Print everything below from the line containing "- close-icon: [386, 130, 398, 142]" down to the line containing "- checkbox[interactable]: [296, 505, 309, 517]", both lines included, with no changes.

##### Records supplied #####

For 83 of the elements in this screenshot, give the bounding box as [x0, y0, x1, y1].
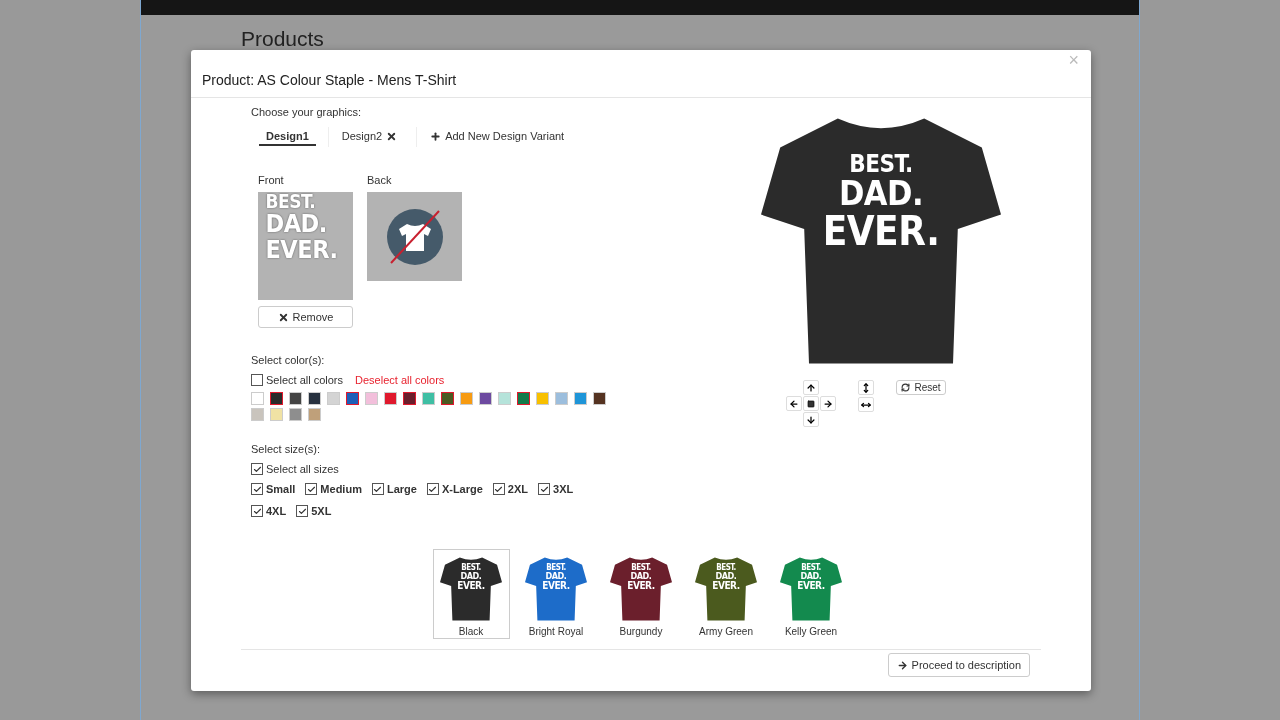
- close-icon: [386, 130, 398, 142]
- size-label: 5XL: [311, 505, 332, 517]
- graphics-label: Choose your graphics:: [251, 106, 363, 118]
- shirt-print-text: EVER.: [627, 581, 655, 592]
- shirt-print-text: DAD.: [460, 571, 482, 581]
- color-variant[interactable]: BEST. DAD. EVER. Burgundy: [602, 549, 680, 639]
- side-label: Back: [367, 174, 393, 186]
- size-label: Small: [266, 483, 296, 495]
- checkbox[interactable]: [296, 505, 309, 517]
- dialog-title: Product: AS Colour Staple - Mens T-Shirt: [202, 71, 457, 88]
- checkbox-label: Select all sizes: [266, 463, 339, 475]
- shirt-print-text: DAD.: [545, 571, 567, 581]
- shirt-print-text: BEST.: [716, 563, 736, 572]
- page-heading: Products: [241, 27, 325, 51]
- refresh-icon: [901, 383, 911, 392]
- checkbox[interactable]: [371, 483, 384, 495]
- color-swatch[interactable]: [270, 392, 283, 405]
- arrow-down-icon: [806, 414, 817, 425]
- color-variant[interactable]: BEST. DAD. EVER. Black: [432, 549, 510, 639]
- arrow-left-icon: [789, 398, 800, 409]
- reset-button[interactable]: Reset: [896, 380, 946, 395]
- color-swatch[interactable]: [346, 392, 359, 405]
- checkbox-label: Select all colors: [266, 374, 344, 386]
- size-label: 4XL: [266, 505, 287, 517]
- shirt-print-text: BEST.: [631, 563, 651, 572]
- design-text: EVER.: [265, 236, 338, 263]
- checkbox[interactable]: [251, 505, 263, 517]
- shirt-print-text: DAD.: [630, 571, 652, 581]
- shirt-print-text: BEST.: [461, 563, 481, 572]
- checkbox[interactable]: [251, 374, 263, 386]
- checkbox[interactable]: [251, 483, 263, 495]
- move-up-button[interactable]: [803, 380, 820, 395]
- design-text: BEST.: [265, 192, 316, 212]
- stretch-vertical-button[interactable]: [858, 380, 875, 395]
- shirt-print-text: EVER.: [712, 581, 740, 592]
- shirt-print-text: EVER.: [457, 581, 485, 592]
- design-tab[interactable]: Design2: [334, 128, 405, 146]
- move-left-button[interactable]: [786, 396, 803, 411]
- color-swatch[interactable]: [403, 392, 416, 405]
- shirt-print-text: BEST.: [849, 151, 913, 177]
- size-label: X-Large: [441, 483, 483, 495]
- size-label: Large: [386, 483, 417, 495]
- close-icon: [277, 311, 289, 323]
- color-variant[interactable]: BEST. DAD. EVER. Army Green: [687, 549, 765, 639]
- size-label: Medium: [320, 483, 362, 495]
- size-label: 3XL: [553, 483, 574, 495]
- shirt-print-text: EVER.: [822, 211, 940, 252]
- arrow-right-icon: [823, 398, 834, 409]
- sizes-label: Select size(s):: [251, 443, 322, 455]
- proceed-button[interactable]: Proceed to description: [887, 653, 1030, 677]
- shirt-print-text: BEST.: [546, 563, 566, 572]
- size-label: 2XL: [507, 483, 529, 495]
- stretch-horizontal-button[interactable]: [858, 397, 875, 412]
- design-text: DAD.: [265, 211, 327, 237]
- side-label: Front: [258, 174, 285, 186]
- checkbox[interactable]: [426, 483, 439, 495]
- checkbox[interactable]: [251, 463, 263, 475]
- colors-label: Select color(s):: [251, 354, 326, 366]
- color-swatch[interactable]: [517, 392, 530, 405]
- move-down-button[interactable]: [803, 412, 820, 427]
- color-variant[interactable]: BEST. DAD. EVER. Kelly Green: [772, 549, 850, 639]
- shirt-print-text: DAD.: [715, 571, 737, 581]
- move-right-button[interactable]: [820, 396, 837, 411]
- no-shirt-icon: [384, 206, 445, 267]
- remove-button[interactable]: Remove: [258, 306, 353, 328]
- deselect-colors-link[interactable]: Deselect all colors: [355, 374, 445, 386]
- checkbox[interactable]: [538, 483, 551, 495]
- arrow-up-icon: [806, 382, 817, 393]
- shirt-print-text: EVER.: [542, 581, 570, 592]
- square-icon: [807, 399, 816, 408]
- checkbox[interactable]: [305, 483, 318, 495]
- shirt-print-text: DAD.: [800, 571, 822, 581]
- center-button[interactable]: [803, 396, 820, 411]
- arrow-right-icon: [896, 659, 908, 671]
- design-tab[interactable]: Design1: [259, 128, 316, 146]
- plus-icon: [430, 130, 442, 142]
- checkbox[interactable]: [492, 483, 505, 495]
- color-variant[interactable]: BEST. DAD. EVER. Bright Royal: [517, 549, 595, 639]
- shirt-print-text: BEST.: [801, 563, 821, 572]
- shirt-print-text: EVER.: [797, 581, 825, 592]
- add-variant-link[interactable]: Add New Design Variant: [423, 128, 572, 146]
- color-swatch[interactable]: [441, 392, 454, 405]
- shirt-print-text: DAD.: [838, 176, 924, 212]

#####
##### Records supplied #####

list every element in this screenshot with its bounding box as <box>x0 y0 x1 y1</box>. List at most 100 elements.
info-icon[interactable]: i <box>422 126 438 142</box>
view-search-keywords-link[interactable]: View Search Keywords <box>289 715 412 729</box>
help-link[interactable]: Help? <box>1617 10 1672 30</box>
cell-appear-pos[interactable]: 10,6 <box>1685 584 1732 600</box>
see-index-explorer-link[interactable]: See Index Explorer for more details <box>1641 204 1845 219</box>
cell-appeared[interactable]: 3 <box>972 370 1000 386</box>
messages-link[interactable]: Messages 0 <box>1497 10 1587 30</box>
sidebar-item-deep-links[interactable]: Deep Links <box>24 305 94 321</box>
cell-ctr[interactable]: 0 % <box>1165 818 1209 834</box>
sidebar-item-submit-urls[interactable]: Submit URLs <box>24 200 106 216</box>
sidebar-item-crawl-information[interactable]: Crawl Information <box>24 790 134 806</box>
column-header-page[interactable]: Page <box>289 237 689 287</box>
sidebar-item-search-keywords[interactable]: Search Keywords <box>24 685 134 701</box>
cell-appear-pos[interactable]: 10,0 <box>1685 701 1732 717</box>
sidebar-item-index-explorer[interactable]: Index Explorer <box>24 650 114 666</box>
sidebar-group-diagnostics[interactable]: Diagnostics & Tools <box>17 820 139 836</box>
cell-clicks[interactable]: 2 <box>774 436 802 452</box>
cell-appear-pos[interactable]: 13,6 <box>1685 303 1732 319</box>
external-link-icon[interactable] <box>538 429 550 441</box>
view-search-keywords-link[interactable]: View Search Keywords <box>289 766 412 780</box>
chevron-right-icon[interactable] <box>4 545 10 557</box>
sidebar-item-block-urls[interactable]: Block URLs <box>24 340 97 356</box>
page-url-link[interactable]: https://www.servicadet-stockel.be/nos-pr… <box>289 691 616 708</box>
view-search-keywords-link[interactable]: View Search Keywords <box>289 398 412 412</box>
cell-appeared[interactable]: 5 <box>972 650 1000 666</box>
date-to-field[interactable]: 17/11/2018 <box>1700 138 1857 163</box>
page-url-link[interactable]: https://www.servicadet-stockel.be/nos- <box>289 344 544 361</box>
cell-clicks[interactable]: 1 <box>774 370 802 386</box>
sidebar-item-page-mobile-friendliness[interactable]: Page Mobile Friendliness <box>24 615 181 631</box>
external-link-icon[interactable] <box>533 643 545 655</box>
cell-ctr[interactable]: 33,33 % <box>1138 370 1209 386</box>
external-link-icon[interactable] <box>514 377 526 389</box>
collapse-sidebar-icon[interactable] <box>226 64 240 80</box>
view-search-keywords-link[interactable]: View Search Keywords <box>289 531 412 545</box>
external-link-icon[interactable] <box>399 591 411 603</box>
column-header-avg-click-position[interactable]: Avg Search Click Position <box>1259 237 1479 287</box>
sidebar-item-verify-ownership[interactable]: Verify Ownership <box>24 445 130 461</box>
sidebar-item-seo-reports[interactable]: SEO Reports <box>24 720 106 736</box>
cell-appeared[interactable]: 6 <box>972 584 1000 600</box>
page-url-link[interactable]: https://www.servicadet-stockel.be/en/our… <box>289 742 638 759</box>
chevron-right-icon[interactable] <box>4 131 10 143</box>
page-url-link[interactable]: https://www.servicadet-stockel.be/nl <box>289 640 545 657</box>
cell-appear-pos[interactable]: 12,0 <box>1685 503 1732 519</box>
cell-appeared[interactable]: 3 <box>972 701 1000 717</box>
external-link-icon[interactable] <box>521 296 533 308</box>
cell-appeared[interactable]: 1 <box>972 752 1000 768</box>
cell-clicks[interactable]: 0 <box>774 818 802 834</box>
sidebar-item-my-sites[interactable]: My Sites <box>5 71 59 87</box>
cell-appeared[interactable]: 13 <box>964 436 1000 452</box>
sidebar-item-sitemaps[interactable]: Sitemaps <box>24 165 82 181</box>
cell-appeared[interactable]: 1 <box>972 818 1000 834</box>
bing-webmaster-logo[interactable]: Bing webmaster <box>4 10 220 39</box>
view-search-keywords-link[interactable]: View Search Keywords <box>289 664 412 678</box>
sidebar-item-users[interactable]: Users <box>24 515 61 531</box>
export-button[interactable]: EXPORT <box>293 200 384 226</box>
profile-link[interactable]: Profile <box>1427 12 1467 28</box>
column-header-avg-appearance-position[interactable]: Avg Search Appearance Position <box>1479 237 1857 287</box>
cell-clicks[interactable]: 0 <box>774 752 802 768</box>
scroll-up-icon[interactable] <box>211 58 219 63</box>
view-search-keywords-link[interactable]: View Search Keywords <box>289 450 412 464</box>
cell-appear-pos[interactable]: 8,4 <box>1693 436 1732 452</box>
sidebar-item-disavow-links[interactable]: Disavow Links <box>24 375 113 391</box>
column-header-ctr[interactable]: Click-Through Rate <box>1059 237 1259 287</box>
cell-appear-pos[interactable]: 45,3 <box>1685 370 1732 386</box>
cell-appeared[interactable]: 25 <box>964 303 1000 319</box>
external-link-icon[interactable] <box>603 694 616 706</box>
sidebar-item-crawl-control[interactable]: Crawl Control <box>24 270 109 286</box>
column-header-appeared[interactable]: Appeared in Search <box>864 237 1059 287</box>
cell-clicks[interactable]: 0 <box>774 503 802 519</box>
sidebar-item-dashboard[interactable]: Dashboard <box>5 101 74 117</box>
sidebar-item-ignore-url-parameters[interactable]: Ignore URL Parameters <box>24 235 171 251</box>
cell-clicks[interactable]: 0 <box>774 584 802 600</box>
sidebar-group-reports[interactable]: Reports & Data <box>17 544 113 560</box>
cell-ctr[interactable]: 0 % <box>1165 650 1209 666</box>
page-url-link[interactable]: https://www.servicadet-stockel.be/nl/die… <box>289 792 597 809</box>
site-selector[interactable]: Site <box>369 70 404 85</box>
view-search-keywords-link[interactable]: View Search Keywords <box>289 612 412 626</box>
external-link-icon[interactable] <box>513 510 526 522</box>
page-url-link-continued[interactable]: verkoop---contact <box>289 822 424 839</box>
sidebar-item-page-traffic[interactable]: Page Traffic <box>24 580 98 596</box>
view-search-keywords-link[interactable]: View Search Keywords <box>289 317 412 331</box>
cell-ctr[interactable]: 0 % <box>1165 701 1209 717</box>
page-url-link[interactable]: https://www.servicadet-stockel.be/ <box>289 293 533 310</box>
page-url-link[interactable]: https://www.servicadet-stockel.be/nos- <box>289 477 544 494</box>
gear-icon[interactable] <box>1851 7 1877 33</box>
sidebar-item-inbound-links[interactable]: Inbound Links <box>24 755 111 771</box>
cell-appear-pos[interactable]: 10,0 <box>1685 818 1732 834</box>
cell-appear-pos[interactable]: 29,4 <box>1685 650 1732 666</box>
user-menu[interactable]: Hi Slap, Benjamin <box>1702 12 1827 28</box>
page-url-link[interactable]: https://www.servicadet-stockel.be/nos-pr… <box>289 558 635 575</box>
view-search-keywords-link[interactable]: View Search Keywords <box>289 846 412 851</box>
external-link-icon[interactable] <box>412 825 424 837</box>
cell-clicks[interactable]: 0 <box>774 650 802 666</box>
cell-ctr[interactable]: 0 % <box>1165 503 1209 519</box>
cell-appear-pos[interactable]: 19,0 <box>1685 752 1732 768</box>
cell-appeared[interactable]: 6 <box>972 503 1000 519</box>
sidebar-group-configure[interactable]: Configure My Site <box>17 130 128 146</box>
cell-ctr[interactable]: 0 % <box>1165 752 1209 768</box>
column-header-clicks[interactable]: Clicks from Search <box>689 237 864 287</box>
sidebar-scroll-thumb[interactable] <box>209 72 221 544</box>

#####
##### Records supplied #####

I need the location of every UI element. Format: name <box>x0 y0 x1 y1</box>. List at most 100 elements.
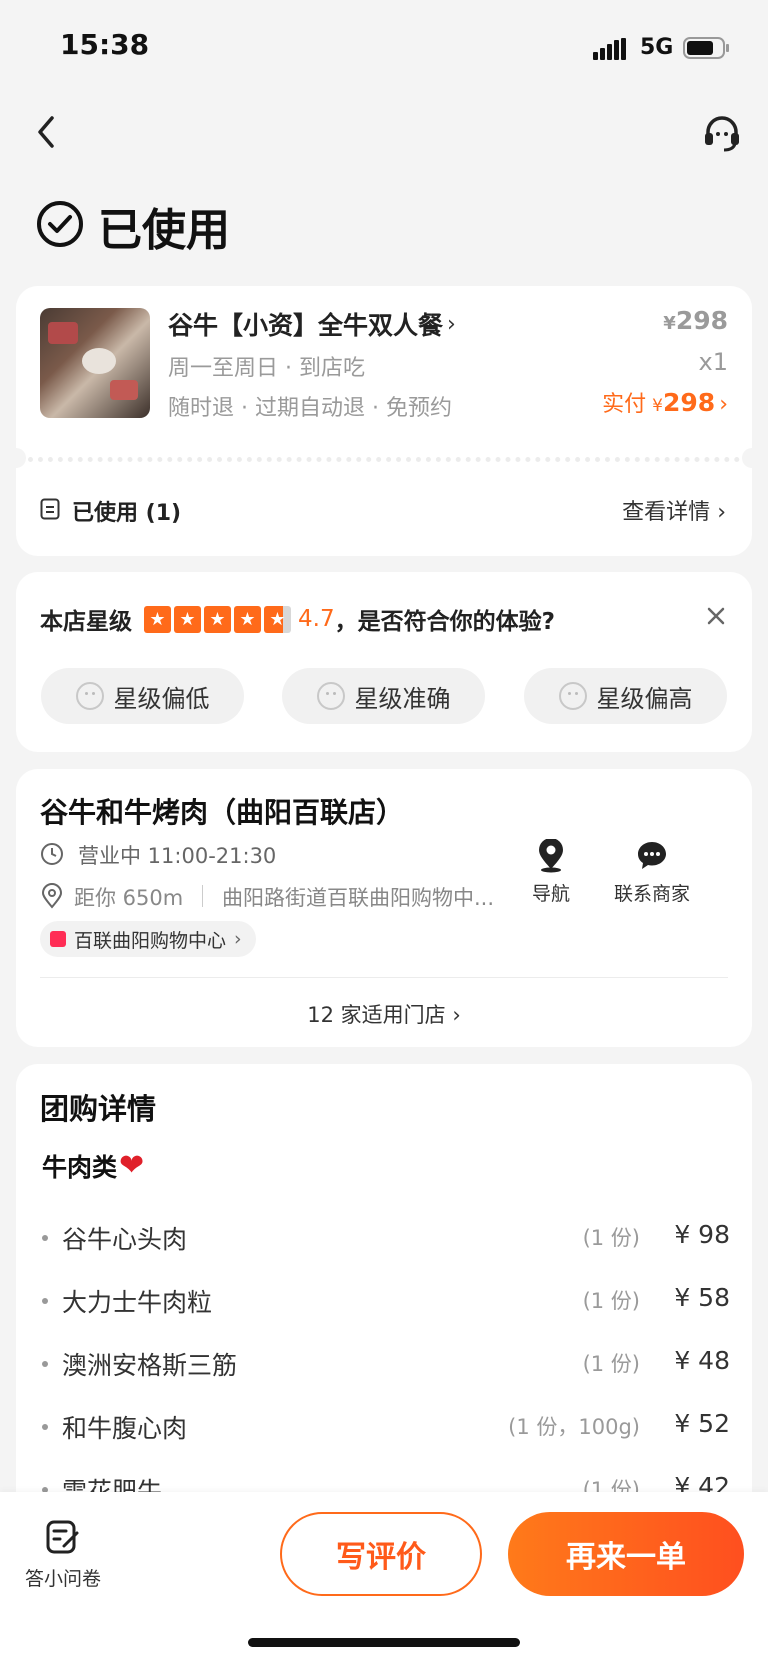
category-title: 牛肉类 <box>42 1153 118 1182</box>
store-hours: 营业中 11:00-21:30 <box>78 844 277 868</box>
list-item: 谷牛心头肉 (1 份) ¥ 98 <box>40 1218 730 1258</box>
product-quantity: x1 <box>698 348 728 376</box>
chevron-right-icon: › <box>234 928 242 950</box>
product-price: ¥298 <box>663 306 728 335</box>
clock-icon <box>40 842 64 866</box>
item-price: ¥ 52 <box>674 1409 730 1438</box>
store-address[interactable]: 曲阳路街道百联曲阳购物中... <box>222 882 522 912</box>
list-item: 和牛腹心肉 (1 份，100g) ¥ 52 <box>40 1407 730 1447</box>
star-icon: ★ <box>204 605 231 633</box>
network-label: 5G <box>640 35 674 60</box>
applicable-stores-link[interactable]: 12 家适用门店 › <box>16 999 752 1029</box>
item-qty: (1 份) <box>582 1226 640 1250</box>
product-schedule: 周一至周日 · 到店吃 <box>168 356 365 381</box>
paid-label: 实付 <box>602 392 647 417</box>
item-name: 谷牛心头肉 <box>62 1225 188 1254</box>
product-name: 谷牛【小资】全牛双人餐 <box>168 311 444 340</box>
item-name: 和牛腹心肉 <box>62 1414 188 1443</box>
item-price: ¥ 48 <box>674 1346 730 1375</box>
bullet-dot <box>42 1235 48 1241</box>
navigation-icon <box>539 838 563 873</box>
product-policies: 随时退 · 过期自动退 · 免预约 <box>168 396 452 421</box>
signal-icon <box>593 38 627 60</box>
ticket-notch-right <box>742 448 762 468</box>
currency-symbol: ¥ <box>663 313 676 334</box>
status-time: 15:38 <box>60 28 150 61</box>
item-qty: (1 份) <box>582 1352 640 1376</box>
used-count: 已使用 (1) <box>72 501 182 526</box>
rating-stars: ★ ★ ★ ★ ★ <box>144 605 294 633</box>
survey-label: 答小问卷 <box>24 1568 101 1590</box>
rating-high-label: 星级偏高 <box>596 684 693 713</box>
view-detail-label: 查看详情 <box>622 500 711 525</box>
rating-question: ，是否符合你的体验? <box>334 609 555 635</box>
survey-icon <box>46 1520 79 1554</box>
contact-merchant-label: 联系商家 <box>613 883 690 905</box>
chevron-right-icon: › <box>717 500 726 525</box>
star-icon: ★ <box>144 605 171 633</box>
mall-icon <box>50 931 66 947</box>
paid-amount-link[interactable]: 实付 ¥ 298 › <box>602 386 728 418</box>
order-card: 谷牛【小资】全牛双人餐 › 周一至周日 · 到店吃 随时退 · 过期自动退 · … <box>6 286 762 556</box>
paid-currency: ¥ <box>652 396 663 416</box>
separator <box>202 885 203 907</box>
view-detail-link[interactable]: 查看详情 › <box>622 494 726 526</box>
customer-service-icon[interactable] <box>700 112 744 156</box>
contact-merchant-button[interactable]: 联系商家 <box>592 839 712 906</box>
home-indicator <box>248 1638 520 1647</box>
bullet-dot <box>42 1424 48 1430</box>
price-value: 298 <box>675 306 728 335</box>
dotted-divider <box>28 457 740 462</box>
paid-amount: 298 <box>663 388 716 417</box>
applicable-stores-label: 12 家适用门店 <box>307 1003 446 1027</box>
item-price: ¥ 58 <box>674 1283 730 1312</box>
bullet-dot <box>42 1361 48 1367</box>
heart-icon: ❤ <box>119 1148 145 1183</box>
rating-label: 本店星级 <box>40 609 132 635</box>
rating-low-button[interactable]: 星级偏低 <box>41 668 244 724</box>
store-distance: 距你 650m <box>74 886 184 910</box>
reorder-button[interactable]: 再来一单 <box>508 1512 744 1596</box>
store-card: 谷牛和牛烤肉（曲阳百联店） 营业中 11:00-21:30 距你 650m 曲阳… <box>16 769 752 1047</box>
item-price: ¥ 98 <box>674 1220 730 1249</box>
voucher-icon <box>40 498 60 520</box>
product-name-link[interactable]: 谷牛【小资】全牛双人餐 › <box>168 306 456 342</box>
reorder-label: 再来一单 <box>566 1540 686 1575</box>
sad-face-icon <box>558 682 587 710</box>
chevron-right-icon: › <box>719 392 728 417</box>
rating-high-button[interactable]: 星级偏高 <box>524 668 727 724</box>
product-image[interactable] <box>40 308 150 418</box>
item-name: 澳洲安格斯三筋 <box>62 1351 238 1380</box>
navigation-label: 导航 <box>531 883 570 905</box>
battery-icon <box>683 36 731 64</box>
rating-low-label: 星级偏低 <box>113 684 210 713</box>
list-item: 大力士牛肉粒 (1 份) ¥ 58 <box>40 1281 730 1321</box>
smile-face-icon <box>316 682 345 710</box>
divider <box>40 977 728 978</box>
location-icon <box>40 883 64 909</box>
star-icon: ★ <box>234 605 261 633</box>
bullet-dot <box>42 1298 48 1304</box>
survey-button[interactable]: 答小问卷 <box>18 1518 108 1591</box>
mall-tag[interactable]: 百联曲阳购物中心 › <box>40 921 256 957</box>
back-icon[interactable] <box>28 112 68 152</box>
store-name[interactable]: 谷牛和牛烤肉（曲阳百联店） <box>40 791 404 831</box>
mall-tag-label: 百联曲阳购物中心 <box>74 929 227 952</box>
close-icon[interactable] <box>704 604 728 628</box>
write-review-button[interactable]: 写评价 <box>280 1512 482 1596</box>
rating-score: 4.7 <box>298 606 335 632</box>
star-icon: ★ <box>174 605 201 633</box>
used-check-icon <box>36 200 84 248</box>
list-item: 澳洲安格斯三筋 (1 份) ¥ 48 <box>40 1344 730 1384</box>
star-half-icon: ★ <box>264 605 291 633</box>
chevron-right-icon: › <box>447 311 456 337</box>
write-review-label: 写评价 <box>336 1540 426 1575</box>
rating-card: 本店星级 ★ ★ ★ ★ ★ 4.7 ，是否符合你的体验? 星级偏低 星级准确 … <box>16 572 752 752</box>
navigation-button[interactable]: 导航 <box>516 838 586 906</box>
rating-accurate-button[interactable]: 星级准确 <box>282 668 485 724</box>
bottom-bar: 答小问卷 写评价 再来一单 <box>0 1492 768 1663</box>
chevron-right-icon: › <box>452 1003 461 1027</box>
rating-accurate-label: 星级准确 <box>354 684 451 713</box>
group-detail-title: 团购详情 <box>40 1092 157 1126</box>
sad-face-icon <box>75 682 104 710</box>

#####

_Answer below_
- close-icon: [386, 130, 398, 142]
- size-label: 5XL: [311, 505, 332, 517]
- graphics-label: Choose your graphics:: [251, 106, 363, 118]
- shirt-print-text: EVER.: [627, 581, 655, 592]
- shirt-print-text: DAD.: [460, 571, 482, 581]
- color-variant[interactable]: BEST. DAD. EVER. Burgundy: [602, 549, 680, 639]
- side-label: Back: [367, 174, 393, 186]
- size-label: Small: [266, 483, 296, 495]
- checkbox[interactable]: [296, 505, 309, 517]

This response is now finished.